##### Data lines #####

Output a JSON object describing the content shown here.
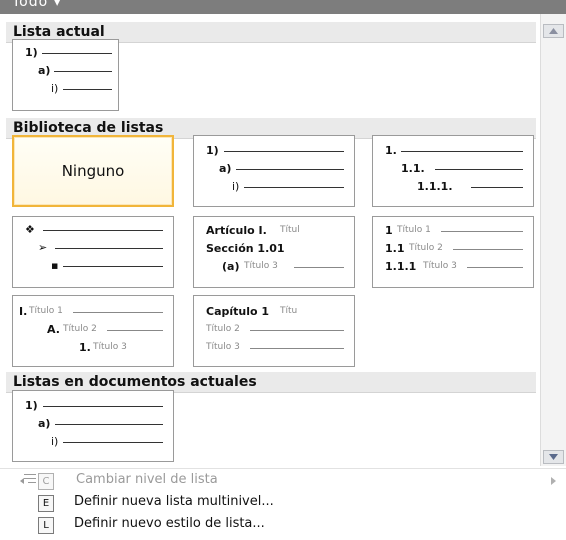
{
  "gallery": {
    "filter_label": "Todo ▾",
    "sections": {
      "current": "Lista actual",
      "library": "Biblioteca de listas",
      "documents": "Listas en documentos actuales"
    }
  },
  "tiles": {
    "current": {
      "l1": "1)",
      "l2": "a)",
      "l3": "i)"
    },
    "none": {
      "label": "Ninguno"
    },
    "numbered": {
      "l1": "1)",
      "l2": "a)",
      "l3": "i)"
    },
    "legal": {
      "l1": "1.",
      "l2": "1.1.",
      "l3": "1.1.1."
    },
    "bullets": {
      "l1": "❖",
      "l2": "➢",
      "l3": "▪"
    },
    "article": {
      "l1_bold": "Artículo I.",
      "l1_gray": "Títul",
      "l2_bold": "Sección 1.01",
      "l3_bold": "(a)",
      "l3_gray": "Título 3"
    },
    "headings": {
      "l1_bold": "1",
      "l1_gray": "Título 1",
      "l2_bold": "1.1",
      "l2_gray": "Título 2",
      "l3_bold": "1.1.1",
      "l3_gray": "Título 3"
    },
    "outline": {
      "l1_bold": "I.",
      "l1_gray": "Título 1",
      "l2_bold": "A.",
      "l2_gray": "Título 2",
      "l3_bold": "1.",
      "l3_gray": "Título 3"
    },
    "chapter": {
      "l1_bold": "Capítulo 1",
      "l1_gray": "Títu",
      "l2_gray": "Título 2",
      "l3_gray": "Título 3"
    },
    "doc": {
      "l1": "1)",
      "l2": "a)",
      "l3": "i)"
    }
  },
  "menu": {
    "change_level": {
      "label": "Cambiar nivel de lista",
      "key": "C",
      "enabled": false
    },
    "define_multilevel": {
      "label": "Definir nueva lista multinivel...",
      "key": "E"
    },
    "define_style": {
      "label": "Definir nuevo estilo de lista...",
      "key": "L"
    }
  },
  "colors": {
    "selected_border": "#f1b53a",
    "header_bg": "#eaeaea"
  }
}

#####

:: Brief ::
Reproduce every record above exactly, omitting the pictures.

:: Reply to the exercise ::
Output a JSON object describing the content shown here.
{
  "gallery": {
    "filter_label": "Todo ▾",
    "sections": {
      "current": "Lista actual",
      "library": "Biblioteca de listas",
      "documents": "Listas en documentos actuales"
    }
  },
  "tiles": {
    "current": {
      "l1": "1)",
      "l2": "a)",
      "l3": "i)"
    },
    "none": {
      "label": "Ninguno"
    },
    "numbered": {
      "l1": "1)",
      "l2": "a)",
      "l3": "i)"
    },
    "legal": {
      "l1": "1.",
      "l2": "1.1.",
      "l3": "1.1.1."
    },
    "bullets": {
      "l1": "❖",
      "l2": "➢",
      "l3": "▪"
    },
    "article": {
      "l1_bold": "Artículo I.",
      "l1_gray": "Títul",
      "l2_bold": "Sección 1.01",
      "l3_bold": "(a)",
      "l3_gray": "Título 3"
    },
    "headings": {
      "l1_bold": "1",
      "l1_gray": "Título 1",
      "l2_bold": "1.1",
      "l2_gray": "Título 2",
      "l3_bold": "1.1.1",
      "l3_gray": "Título 3"
    },
    "outline": {
      "l1_bold": "I.",
      "l1_gray": "Título 1",
      "l2_bold": "A.",
      "l2_gray": "Título 2",
      "l3_bold": "1.",
      "l3_gray": "Título 3"
    },
    "chapter": {
      "l1_bold": "Capítulo 1",
      "l1_gray": "Títu",
      "l2_gray": "Título 2",
      "l3_gray": "Título 3"
    },
    "doc": {
      "l1": "1)",
      "l2": "a)",
      "l3": "i)"
    }
  },
  "menu": {
    "change_level": {
      "label": "Cambiar nivel de lista",
      "key": "C",
      "enabled": false
    },
    "define_multilevel": {
      "label": "Definir nueva lista multinivel...",
      "key": "E"
    },
    "define_style": {
      "label": "Definir nuevo estilo de lista...",
      "key": "L"
    }
  },
  "colors": {
    "selected_border": "#f1b53a",
    "header_bg": "#eaeaea"
  }
}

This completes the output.